(Saved entries)
-----
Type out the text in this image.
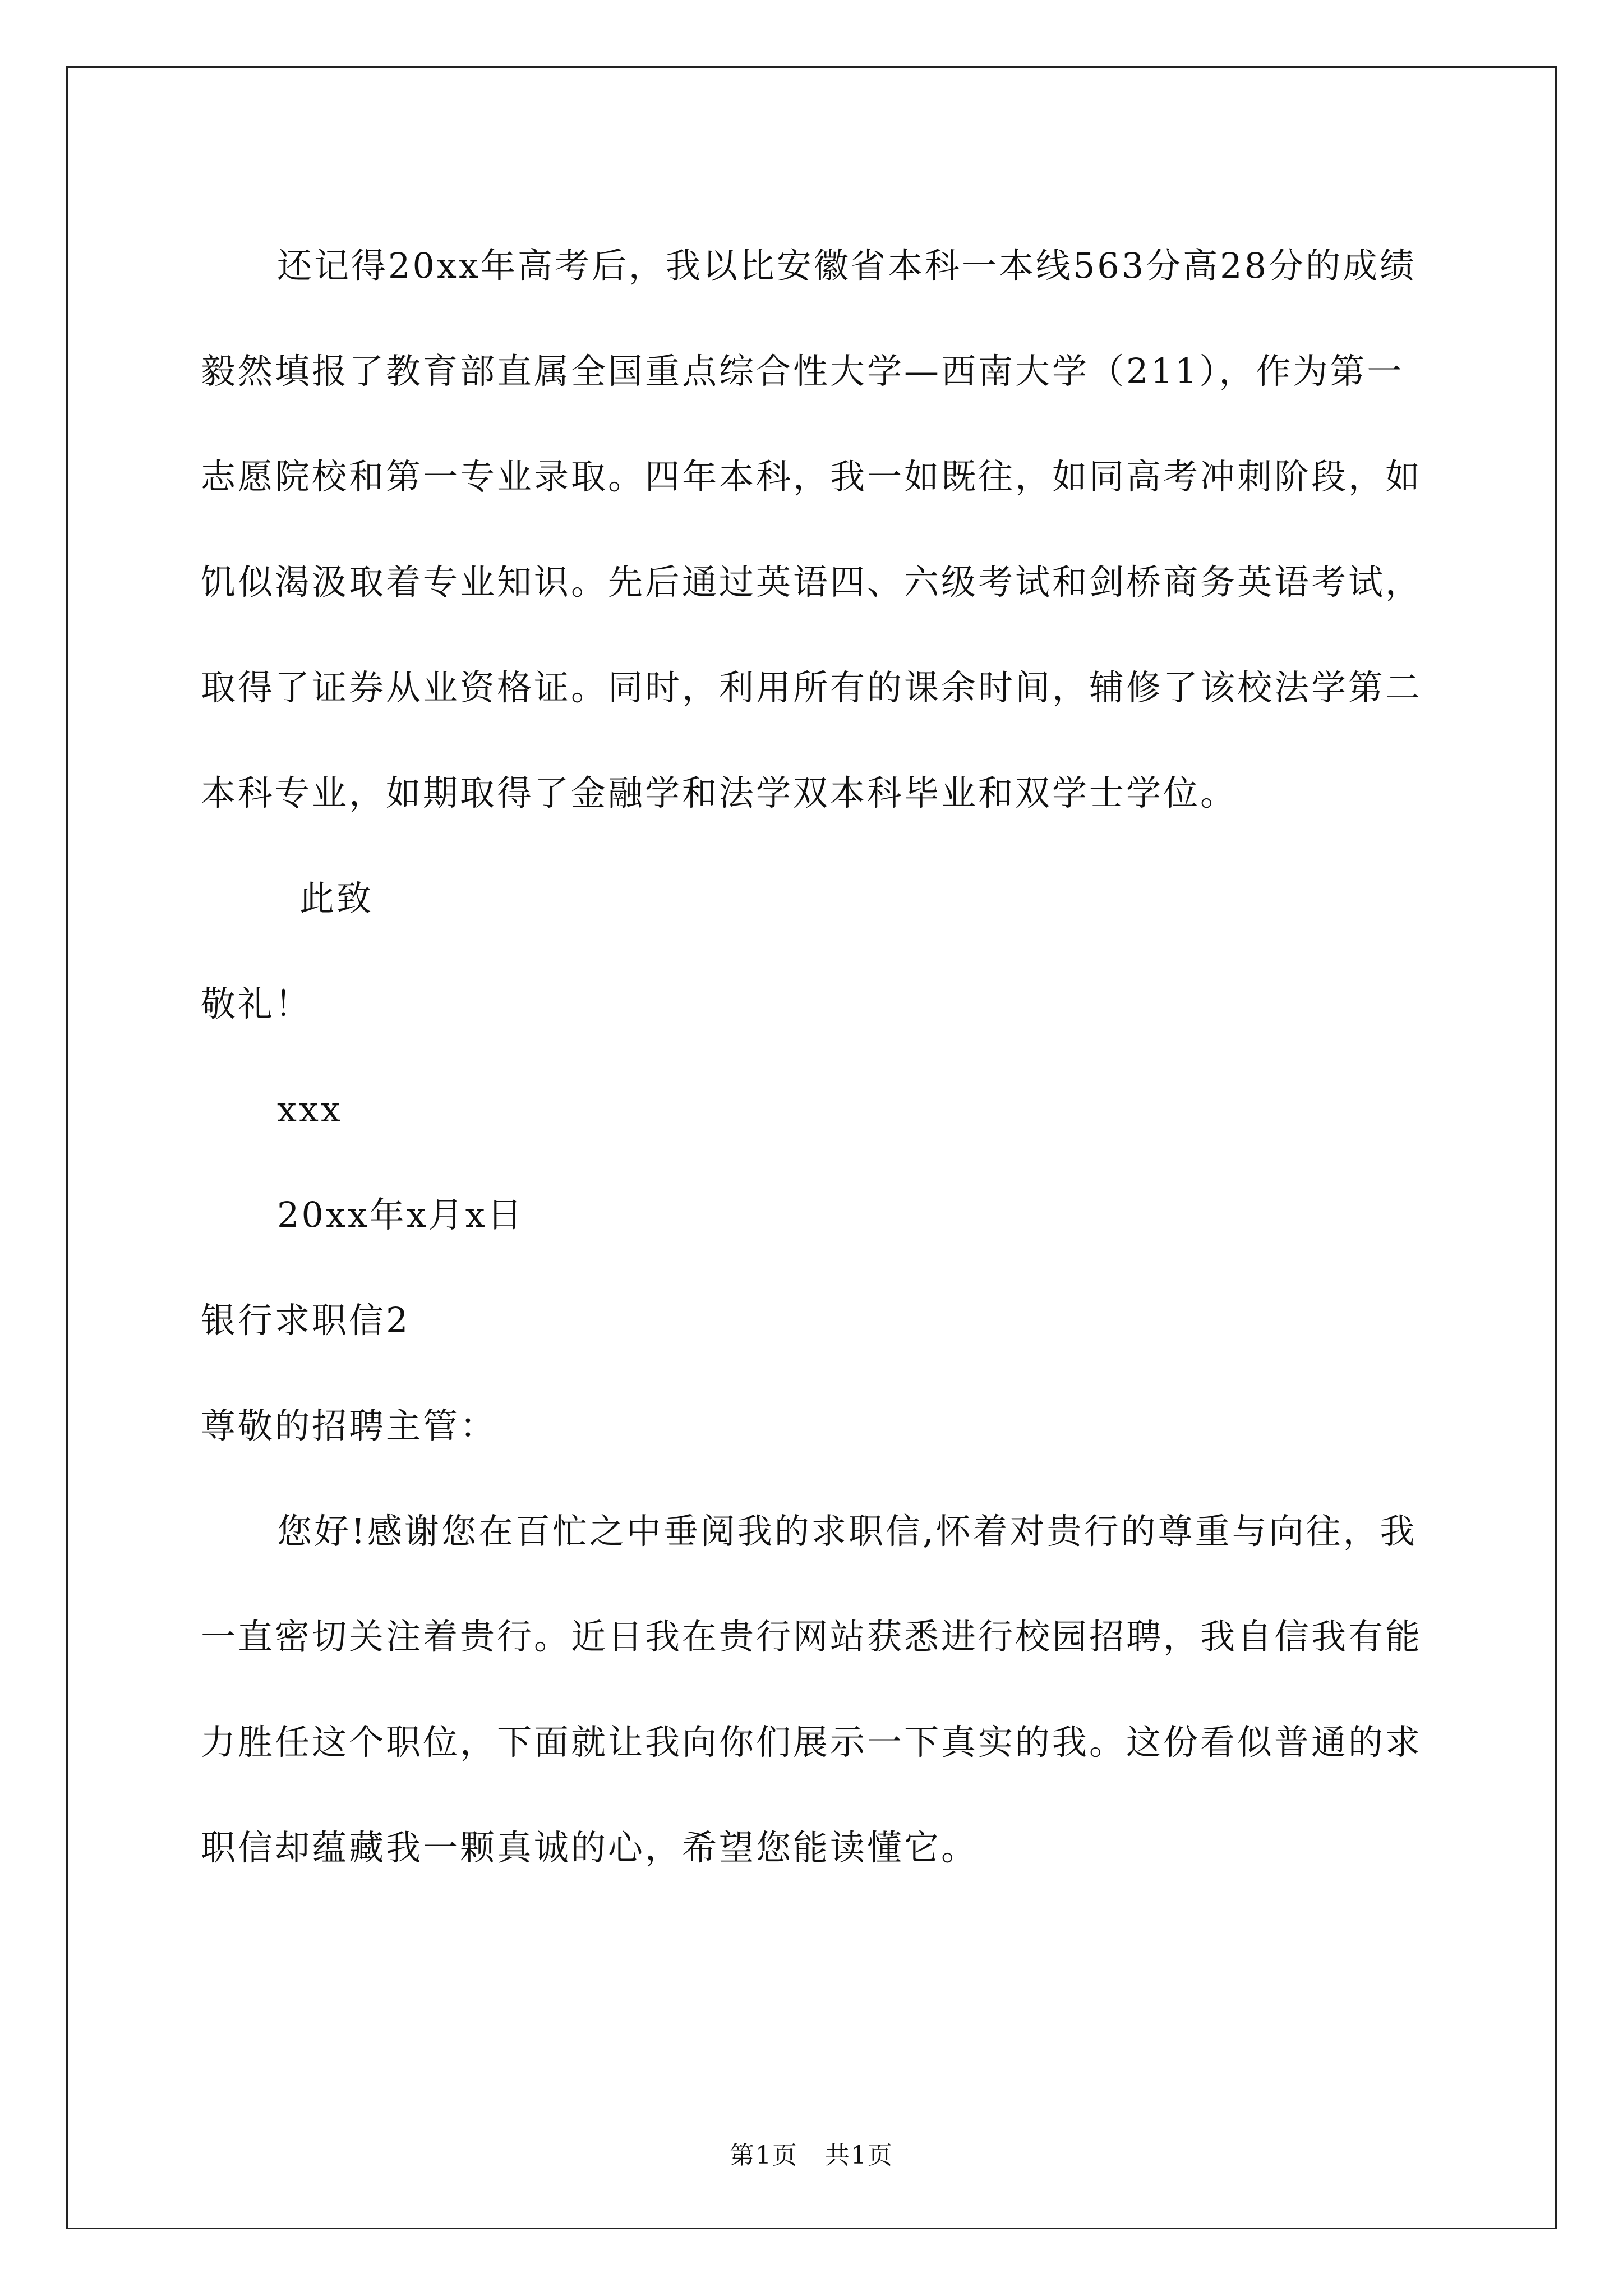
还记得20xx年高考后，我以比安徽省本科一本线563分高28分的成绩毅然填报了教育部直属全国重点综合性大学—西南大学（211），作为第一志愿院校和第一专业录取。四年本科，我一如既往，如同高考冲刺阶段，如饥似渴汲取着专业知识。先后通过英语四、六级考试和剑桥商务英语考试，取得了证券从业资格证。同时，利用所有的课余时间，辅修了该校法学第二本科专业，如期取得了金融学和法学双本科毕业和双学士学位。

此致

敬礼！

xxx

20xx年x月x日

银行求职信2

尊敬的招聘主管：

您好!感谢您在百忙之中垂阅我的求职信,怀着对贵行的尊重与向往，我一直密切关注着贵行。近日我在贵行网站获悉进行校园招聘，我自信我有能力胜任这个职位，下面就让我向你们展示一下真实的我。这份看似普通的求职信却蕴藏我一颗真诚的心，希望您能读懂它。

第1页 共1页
-----
The pictures should not appear in the copy; every other part of the records above must be returned exactly.

-- SOLUTION --
Type out the text in this image.
还记得20xx年高考后，我以比安徽省本科一本线563分高28分的成绩毅然填报了教育部直属全国重点综合性大学—西南大学（211），作为第一志愿院校和第一专业录取。四年本科，我一如既往，如同高考冲刺阶段，如饥似渴汲取着专业知识。先后通过英语四、六级考试和剑桥商务英语考试，取得了证券从业资格证。同时，利用所有的课余时间，辅修了该校法学第二本科专业，如期取得了金融学和法学双本科毕业和双学士学位。

此致

敬礼！

xxx

20xx年x月x日

银行求职信2

尊敬的招聘主管：

您好!感谢您在百忙之中垂阅我的求职信,怀着对贵行的尊重与向往，我一直密切关注着贵行。近日我在贵行网站获悉进行校园招聘，我自信我有能力胜任这个职位，下面就让我向你们展示一下真实的我。这份看似普通的求职信却蕴藏我一颗真诚的心，希望您能读懂它。

第1页 共1页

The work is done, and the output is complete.